Output the records exactly as they appear, with no pictures included.
◇ ◇ ◇ ◇ ◇ ◇ ◇
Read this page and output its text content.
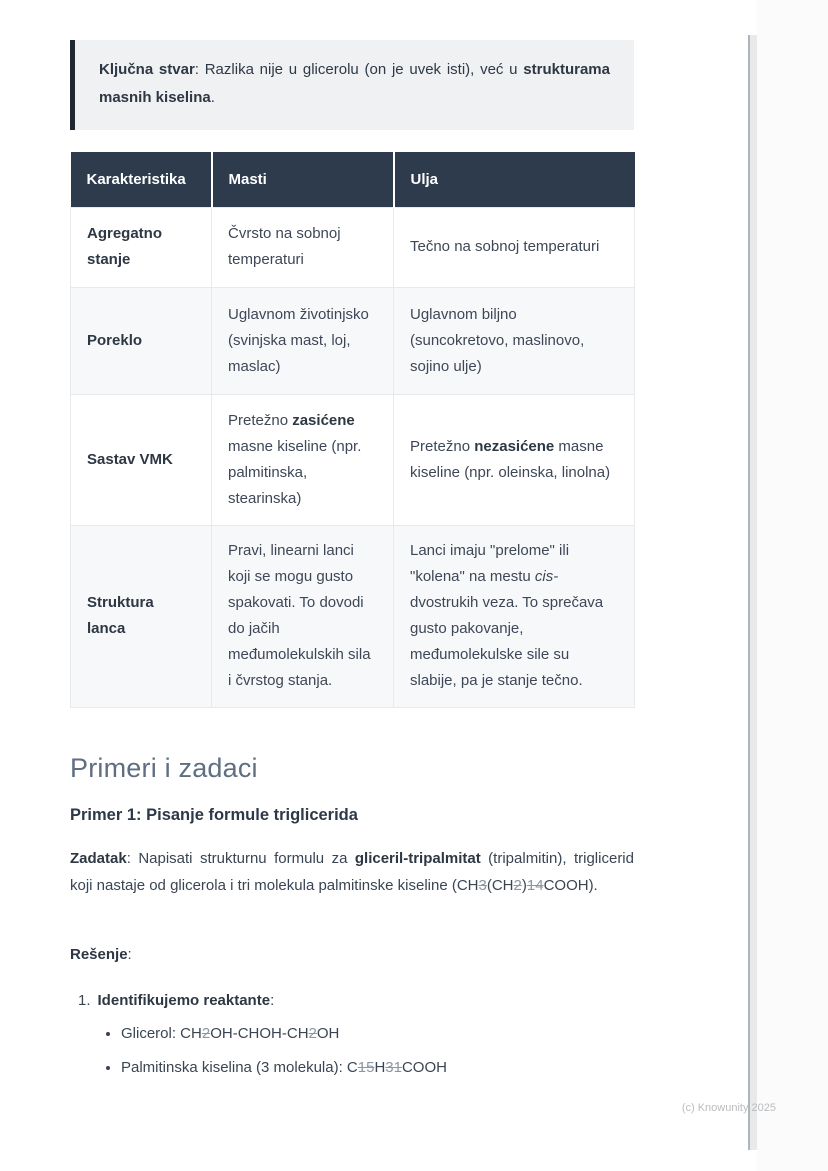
Ključna stvar: Razlika nije u glicerolu (on je uvek isti), već u strukturama masnih kiselina.

Karakteristika	Masti	Ulja
Agregatno stanje	Čvrsto na sobnoj temperaturi	Tečno na sobnoj temperaturi
Poreklo	Uglavnom životinjsko (svinjska mast, loj, maslac)	Uglavnom biljno (suncokretovo, maslinovo, sojino ulje)
Sastav VMK	Pretežno zasićene masne kiseline (npr. palmitinska, stearinska)	Pretežno nezasićene masne kiseline (npr. oleinska, linolna)
Struktura lanca	Pravi, linearni lanci koji se mogu gusto spakovati. To dovodi do jačih međumolekulskih sila i čvrstog stanja.	Lanci imaju "prelome" ili "kolena" na mestu cis-dvostrukih veza. To sprečava gusto pakovanje, međumolekulske sile su slabije, pa je stanje tečno.
Primeri i zadaci
Primer 1: Pisanje formule triglicerida

Zadatak: Napisati strukturnu formulu za gliceril-tripalmitat (tripalmitin), triglicerid koji nastaje od glicerola i tri molekula palmitinske kiseline (CH3(CH2)14COOH).

Rešenje:

1. Identifikujemo reaktante:
• Glicerol: CH2OH-CHOH-CH2OH
• Palmitinska kiselina (3 molekula): C15H31COOH
(c) Knowunity 2025
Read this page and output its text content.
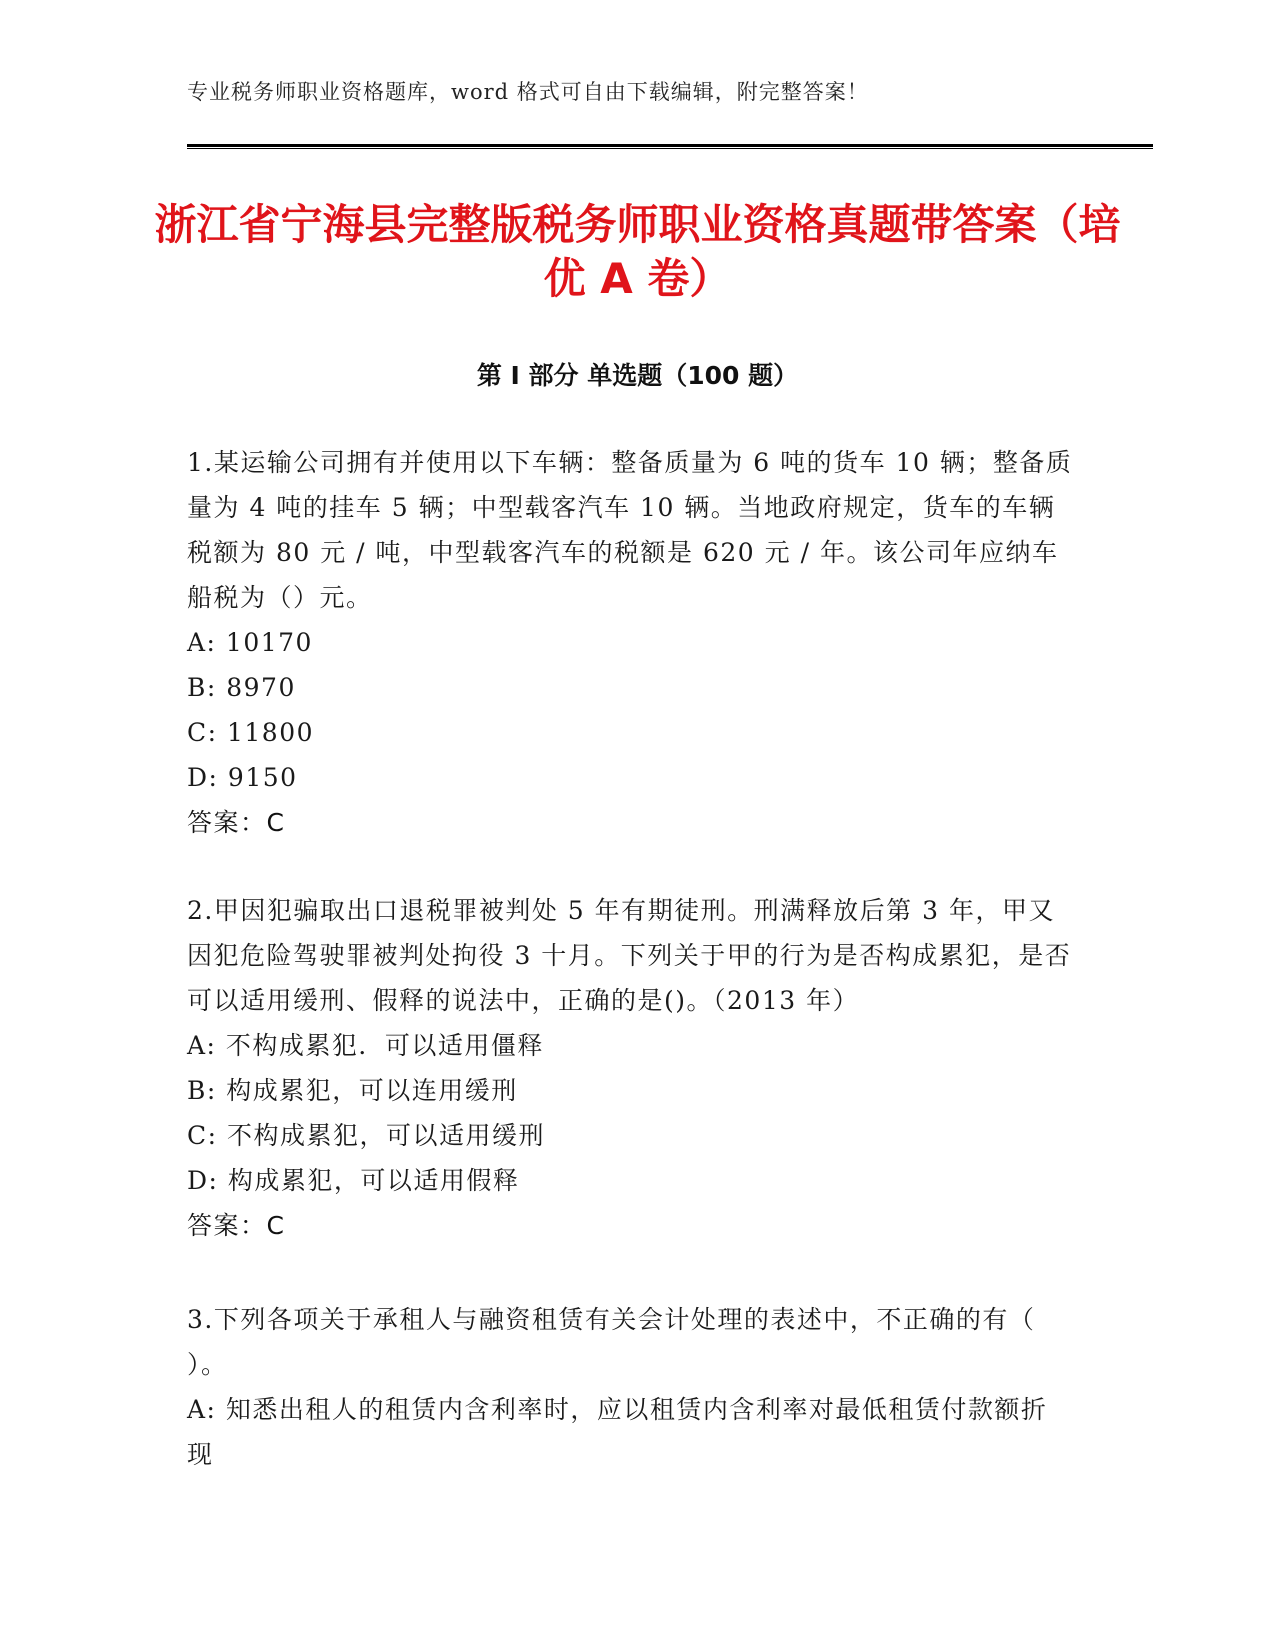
专业税务师职业资格题库，word 格式可自由下载编辑，附完整答案！
浙江省宁海县完整版税务师职业资格真题带答案（培优 A 卷）
第 I 部分 单选题（100 题）

1.某运输公司拥有并使用以下车辆：整备质量为 6 吨的货车 10 辆；整备质量为 4 吨的挂车 5 辆；中型载客汽车 10 辆。当地政府规定，货车的车辆税额为 80 元 / 吨，中型载客汽车的税额是 620 元 / 年。该公司年应纳车船税为（）元。

A: 10170

B: 8970

C: 11800

D: 9150

答案：C

2.甲因犯骗取出口退税罪被判处 5 年有期徒刑。刑满释放后第 3 年，甲又因犯危险驾驶罪被判处拘役 3 十月。下列关于甲的行为是否构成累犯，是否可以适用缓刑、假释的说法中，正确的是()。（2013 年）

A: 不构成累犯．可以适用僵释

B: 构成累犯，可以连用缓刑

C: 不构成累犯，可以适用缓刑

D: 构成累犯，可以适用假释

答案：C

3.下列各项关于承租人与融资租赁有关会计处理的表述中，不正确的有（ ）。

A: 知悉出租人的租赁内含利率时，应以租赁内含利率对最低租赁付款额折现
◇ ◇ ◇ ◇ ◇ ◇ ◇
## Right answer:
Read this page and output its text content.
Ključna stvar: Razlika nije u glicerolu (on je uvek isti), već u strukturama masnih kiselina.

Karakteristika	Masti	Ulja
Agregatno stanje	Čvrsto na sobnoj temperaturi	Tečno na sobnoj temperaturi
Poreklo	Uglavnom životinjsko (svinjska mast, loj, maslac)	Uglavnom biljno (suncokretovo, maslinovo, sojino ulje)
Sastav VMK	Pretežno zasićene masne kiseline (npr. palmitinska, stearinska)	Pretežno nezasićene masne kiseline (npr. oleinska, linolna)
Struktura lanca	Pravi, linearni lanci koji se mogu gusto spakovati. To dovodi do jačih međumolekulskih sila i čvrstog stanja.	Lanci imaju "prelome" ili "kolena" na mestu cis-dvostrukih veza. To sprečava gusto pakovanje, međumolekulske sile su slabije, pa je stanje tečno.
Primeri i zadaci
Primer 1: Pisanje formule triglicerida

Zadatak: Napisati strukturnu formulu za gliceril-tripalmitat (tripalmitin), triglicerid koji nastaje od glicerola i tri molekula palmitinske kiseline (CH3(CH2)14COOH).

Rešenje:

1. Identifikujemo reaktante:
• Glicerol: CH2OH-CHOH-CH2OH
• Palmitinska kiselina (3 molekula): C15H31COOH
(c) Knowunity 2025
Read this page and output its text content.
专业税务师职业资格题库，word 格式可自由下载编辑，附完整答案！
浙江省宁海县完整版税务师职业资格真题带答案（培优 A 卷）
第 I 部分 单选题（100 题）

1.某运输公司拥有并使用以下车辆：整备质量为 6 吨的货车 10 辆；整备质量为 4 吨的挂车 5 辆；中型载客汽车 10 辆。当地政府规定，货车的车辆税额为 80 元 / 吨，中型载客汽车的税额是 620 元 / 年。该公司年应纳车船税为（）元。

A: 10170

B: 8970

C: 11800

D: 9150

答案：C

2.甲因犯骗取出口退税罪被判处 5 年有期徒刑。刑满释放后第 3 年，甲又因犯危险驾驶罪被判处拘役 3 十月。下列关于甲的行为是否构成累犯，是否可以适用缓刑、假释的说法中，正确的是()。（2013 年）

A: 不构成累犯．可以适用僵释

B: 构成累犯，可以连用缓刑

C: 不构成累犯，可以适用缓刑

D: 构成累犯，可以适用假释

答案：C

3.下列各项关于承租人与融资租赁有关会计处理的表述中，不正确的有（ ）。

A: 知悉出租人的租赁内含利率时，应以租赁内含利率对最低租赁付款额折现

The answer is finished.